▶ **Objective**
Find each line containing the string "Packages". Copy it.

▶ **Records for processing**
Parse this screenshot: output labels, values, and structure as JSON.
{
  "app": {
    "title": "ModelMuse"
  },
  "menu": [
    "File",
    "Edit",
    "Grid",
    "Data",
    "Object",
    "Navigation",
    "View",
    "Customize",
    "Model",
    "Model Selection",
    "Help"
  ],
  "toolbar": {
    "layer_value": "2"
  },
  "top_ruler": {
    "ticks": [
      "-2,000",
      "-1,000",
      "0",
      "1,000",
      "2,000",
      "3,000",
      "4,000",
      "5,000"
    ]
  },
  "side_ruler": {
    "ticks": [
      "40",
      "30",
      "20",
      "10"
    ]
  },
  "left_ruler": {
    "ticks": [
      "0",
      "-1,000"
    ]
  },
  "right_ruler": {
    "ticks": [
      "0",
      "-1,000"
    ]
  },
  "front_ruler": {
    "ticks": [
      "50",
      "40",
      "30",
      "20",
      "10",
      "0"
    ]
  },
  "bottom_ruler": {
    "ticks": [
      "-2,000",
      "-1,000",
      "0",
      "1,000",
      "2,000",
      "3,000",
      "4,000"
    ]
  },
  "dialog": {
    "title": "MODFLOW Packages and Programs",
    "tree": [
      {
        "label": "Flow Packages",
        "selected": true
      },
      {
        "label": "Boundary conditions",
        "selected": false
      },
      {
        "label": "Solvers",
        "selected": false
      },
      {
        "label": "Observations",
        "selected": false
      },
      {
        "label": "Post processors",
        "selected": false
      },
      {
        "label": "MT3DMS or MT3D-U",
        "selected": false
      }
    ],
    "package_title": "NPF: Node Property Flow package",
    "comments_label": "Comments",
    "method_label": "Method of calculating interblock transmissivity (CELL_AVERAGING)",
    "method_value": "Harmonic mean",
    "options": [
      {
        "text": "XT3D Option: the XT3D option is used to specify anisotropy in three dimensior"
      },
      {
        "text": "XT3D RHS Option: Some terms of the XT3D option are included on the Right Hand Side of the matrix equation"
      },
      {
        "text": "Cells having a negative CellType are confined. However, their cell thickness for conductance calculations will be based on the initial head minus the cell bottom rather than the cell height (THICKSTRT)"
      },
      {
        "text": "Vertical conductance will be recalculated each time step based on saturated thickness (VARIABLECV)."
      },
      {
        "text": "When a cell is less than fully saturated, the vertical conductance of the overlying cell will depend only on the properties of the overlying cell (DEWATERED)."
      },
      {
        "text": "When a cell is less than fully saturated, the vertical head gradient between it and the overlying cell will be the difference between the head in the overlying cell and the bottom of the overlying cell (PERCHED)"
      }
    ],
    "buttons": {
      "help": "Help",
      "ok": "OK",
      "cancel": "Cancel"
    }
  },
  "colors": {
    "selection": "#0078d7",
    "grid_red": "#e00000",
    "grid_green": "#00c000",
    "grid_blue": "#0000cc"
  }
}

▶ **Completed task**
    "title": "MODFLOW Packages and Programs",
        "label": "Flow Packages",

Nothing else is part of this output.